* _Exercise task_
Write out the material below again, unchanged.

* _Provided material_

______

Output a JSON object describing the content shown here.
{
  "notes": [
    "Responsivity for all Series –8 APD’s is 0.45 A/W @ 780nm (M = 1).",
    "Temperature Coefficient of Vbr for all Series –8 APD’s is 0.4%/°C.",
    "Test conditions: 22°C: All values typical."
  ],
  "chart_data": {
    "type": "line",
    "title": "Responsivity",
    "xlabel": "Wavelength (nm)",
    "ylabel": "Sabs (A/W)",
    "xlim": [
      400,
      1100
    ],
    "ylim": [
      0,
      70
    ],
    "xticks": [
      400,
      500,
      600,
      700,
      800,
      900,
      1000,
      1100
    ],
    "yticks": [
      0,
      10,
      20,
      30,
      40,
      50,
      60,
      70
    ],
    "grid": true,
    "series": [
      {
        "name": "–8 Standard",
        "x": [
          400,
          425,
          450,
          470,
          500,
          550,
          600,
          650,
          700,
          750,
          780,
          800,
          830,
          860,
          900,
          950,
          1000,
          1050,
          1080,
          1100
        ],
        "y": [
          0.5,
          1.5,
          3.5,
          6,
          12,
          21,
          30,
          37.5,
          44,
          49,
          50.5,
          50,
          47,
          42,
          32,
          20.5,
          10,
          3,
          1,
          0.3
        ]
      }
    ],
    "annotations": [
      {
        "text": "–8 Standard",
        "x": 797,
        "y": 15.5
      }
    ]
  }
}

______

* _Task answer_
Output a JSON object describing the content shown here.
{
  "notes": [
    "Responsivity for all Series –8 APD’s is 0.45 A/W @ 780nm (M = 1).",
    "Temperature Coefficient of Vbr for all Series –8 APD’s is 0.4%/°C.",
    "Test conditions: 22°C: All values typical."
  ],
  "chart_data": {
    "type": "line",
    "title": "Responsivity",
    "xlabel": "Wavelength (nm)",
    "ylabel": "Sabs (A/W)",
    "xlim": [
      400,
      1100
    ],
    "ylim": [
      0,
      70
    ],
    "xticks": [
      400,
      500,
      600,
      700,
      800,
      900,
      1000,
      1100
    ],
    "yticks": [
      0,
      10,
      20,
      30,
      40,
      50,
      60,
      70
    ],
    "grid": true,
    "series": [
      {
        "name": "–8 Standard",
        "x": [
          400,
          425,
          450,
          470,
          500,
          550,
          600,
          650,
          700,
          750,
          780,
          800,
          830,
          860,
          900,
          950,
          1000,
          1050,
          1080,
          1100
        ],
        "y": [
          0.5,
          1.5,
          3.5,
          6,
          12,
          21,
          30,
          37.5,
          44,
          49,
          50.5,
          50,
          47,
          42,
          32,
          20.5,
          10,
          3,
          1,
          0.3
        ]
      }
    ],
    "annotations": [
      {
        "text": "–8 Standard",
        "x": 797,
        "y": 15.5
      }
    ]
  }
}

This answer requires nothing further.